=== Goal ===
Please transcribe the data that follows without the pictures, keeping every word the same.

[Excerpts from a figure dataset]
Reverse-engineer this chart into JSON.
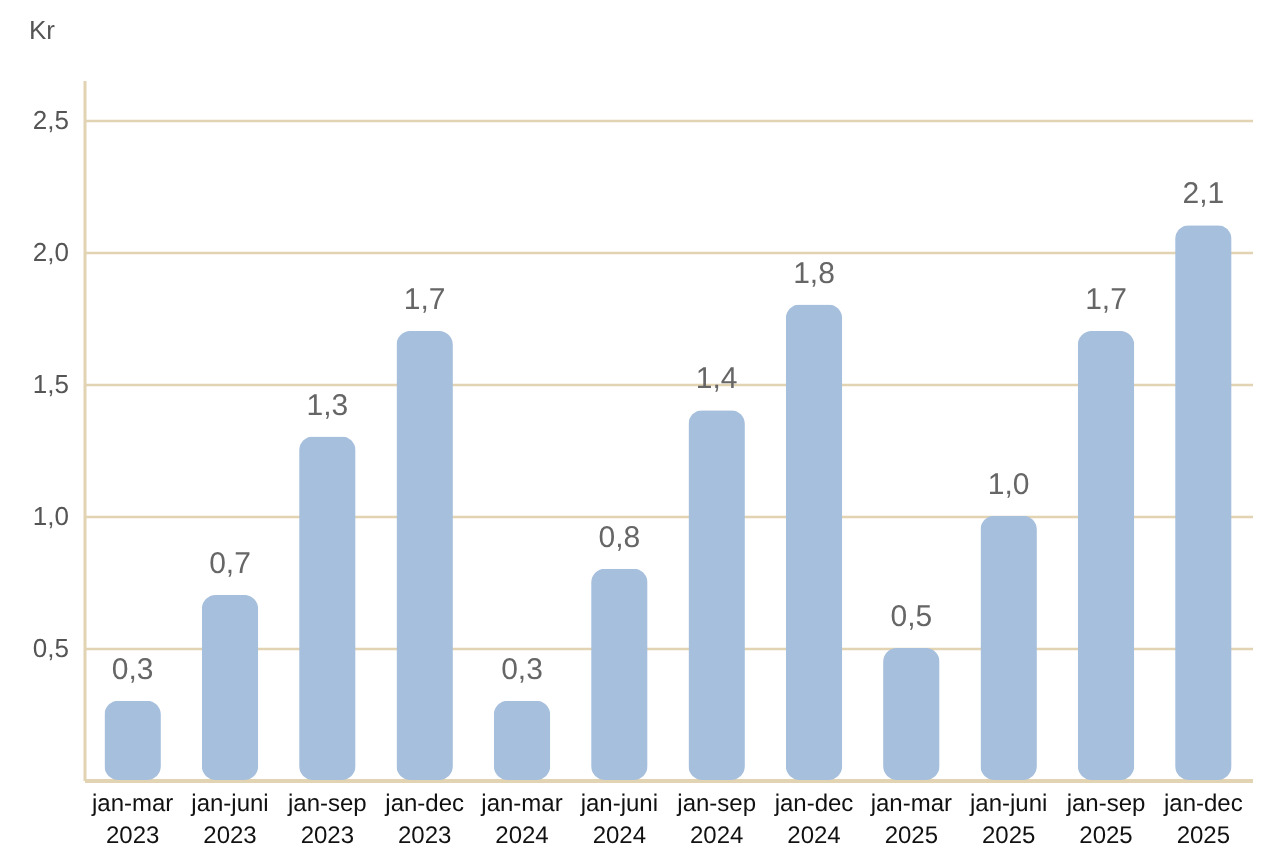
{
  "chart_data": {
    "type": "bar",
    "ylabel": "Kr",
    "categories": [
      "jan-mar 2023",
      "jan-juni 2023",
      "jan-sep 2023",
      "jan-dec 2023",
      "jan-mar 2024",
      "jan-juni 2024",
      "jan-sep 2024",
      "jan-dec 2024",
      "jan-mar 2025",
      "jan-juni 2025",
      "jan-sep 2025",
      "jan-dec 2025"
    ],
    "values": [
      0.3,
      0.7,
      1.3,
      1.7,
      0.3,
      0.8,
      1.4,
      1.8,
      0.5,
      1.0,
      1.7,
      2.1
    ],
    "color": "#a6bfdd",
    "ylim": [
      0,
      2.65
    ],
    "yticks": [
      {
        "value": 0.5,
        "label": "0,5"
      },
      {
        "value": 1.0,
        "label": "1,0"
      },
      {
        "value": 1.5,
        "label": "1,5"
      },
      {
        "value": 2.0,
        "label": "2,0"
      },
      {
        "value": 2.5,
        "label": "2,5"
      }
    ],
    "value_labels": [
      "0,3",
      "0,7",
      "1,3",
      "1,7",
      "0,3",
      "0,8",
      "1,4",
      "1,8",
      "0,5",
      "1,0",
      "1,7",
      "2,1"
    ],
    "grid": "y"
  }
}
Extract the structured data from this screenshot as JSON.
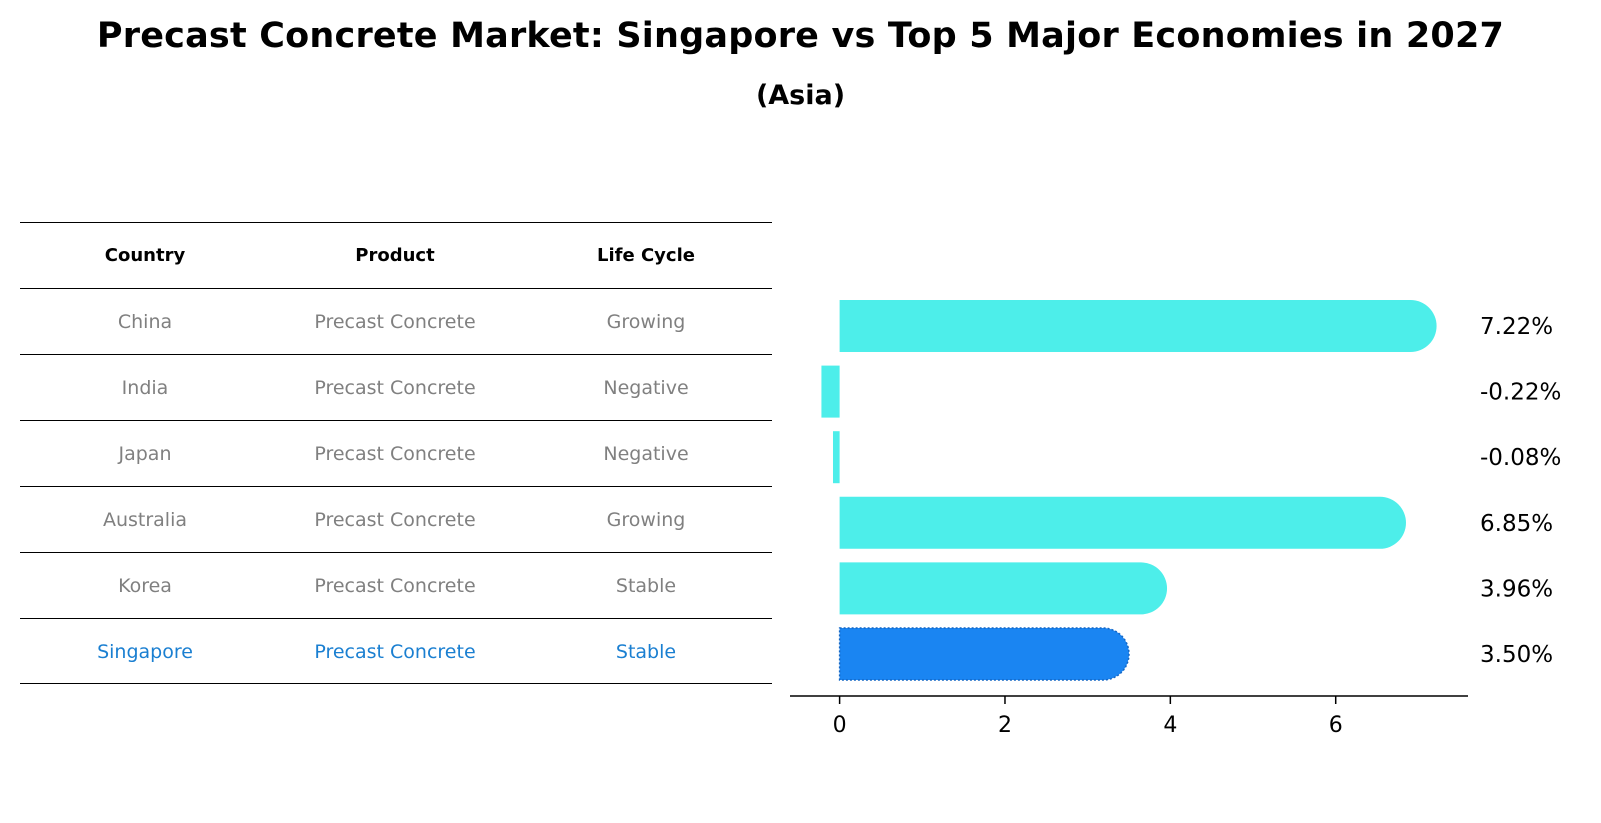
{
  "title": "Precast Concrete Market: Singapore vs Top 5 Major Economies in 2027",
  "subtitle": "(Asia)",
  "table": {
    "headers": [
      "Country",
      "Product",
      "Life Cycle"
    ],
    "rows": [
      [
        "China",
        "Precast Concrete",
        "Growing"
      ],
      [
        "India",
        "Precast Concrete",
        "Negative"
      ],
      [
        "Japan",
        "Precast Concrete",
        "Negative"
      ],
      [
        "Australia",
        "Precast Concrete",
        "Growing"
      ],
      [
        "Korea",
        "Precast Concrete",
        "Stable"
      ],
      [
        "Singapore",
        "Precast Concrete",
        "Stable"
      ]
    ]
  },
  "colors": {
    "bar": "#4deeea",
    "highlight_bar": "#1a85f2",
    "highlight_text": "#1a7fd1",
    "muted_text": "#808080"
  },
  "chart_data": {
    "type": "bar",
    "orientation": "horizontal",
    "categories": [
      "China",
      "India",
      "Japan",
      "Australia",
      "Korea",
      "Singapore"
    ],
    "values": [
      7.22,
      -0.22,
      -0.08,
      6.85,
      3.96,
      3.5
    ],
    "value_labels": [
      "7.22%",
      "-0.22%",
      "-0.08%",
      "6.85%",
      "3.96%",
      "3.50%"
    ],
    "highlight": "Singapore",
    "xlim": [
      -0.6,
      7.6
    ],
    "xticks": [
      0,
      2,
      4,
      6
    ],
    "xtick_labels": [
      "0",
      "2",
      "4",
      "6"
    ],
    "xlabel": "",
    "ylabel": "",
    "grid": false
  }
}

=== Written answer ===
Reverse-engineer this chart into JSON.
{
  "chart_data": {
    "type": "bar",
    "ylabel": "Kr",
    "categories": [
      "jan-mar 2023",
      "jan-juni 2023",
      "jan-sep 2023",
      "jan-dec 2023",
      "jan-mar 2024",
      "jan-juni 2024",
      "jan-sep 2024",
      "jan-dec 2024",
      "jan-mar 2025",
      "jan-juni 2025",
      "jan-sep 2025",
      "jan-dec 2025"
    ],
    "values": [
      0.3,
      0.7,
      1.3,
      1.7,
      0.3,
      0.8,
      1.4,
      1.8,
      0.5,
      1.0,
      1.7,
      2.1
    ],
    "color": "#a6bfdd",
    "ylim": [
      0,
      2.65
    ],
    "yticks": [
      {
        "value": 0.5,
        "label": "0,5"
      },
      {
        "value": 1.0,
        "label": "1,0"
      },
      {
        "value": 1.5,
        "label": "1,5"
      },
      {
        "value": 2.0,
        "label": "2,0"
      },
      {
        "value": 2.5,
        "label": "2,5"
      }
    ],
    "value_labels": [
      "0,3",
      "0,7",
      "1,3",
      "1,7",
      "0,3",
      "0,8",
      "1,4",
      "1,8",
      "0,5",
      "1,0",
      "1,7",
      "2,1"
    ],
    "grid": "y"
  }
}
Extract the structured data from this screenshot as JSON.
{
  "title": "Precast Concrete Market: Singapore vs Top 5 Major Economies in 2027",
  "subtitle": "(Asia)",
  "table": {
    "headers": [
      "Country",
      "Product",
      "Life Cycle"
    ],
    "rows": [
      [
        "China",
        "Precast Concrete",
        "Growing"
      ],
      [
        "India",
        "Precast Concrete",
        "Negative"
      ],
      [
        "Japan",
        "Precast Concrete",
        "Negative"
      ],
      [
        "Australia",
        "Precast Concrete",
        "Growing"
      ],
      [
        "Korea",
        "Precast Concrete",
        "Stable"
      ],
      [
        "Singapore",
        "Precast Concrete",
        "Stable"
      ]
    ]
  },
  "colors": {
    "bar": "#4deeea",
    "highlight_bar": "#1a85f2",
    "highlight_text": "#1a7fd1",
    "muted_text": "#808080"
  },
  "chart_data": {
    "type": "bar",
    "orientation": "horizontal",
    "categories": [
      "China",
      "India",
      "Japan",
      "Australia",
      "Korea",
      "Singapore"
    ],
    "values": [
      7.22,
      -0.22,
      -0.08,
      6.85,
      3.96,
      3.5
    ],
    "value_labels": [
      "7.22%",
      "-0.22%",
      "-0.08%",
      "6.85%",
      "3.96%",
      "3.50%"
    ],
    "highlight": "Singapore",
    "xlim": [
      -0.6,
      7.6
    ],
    "xticks": [
      0,
      2,
      4,
      6
    ],
    "xtick_labels": [
      "0",
      "2",
      "4",
      "6"
    ],
    "xlabel": "",
    "ylabel": "",
    "grid": false
  }
}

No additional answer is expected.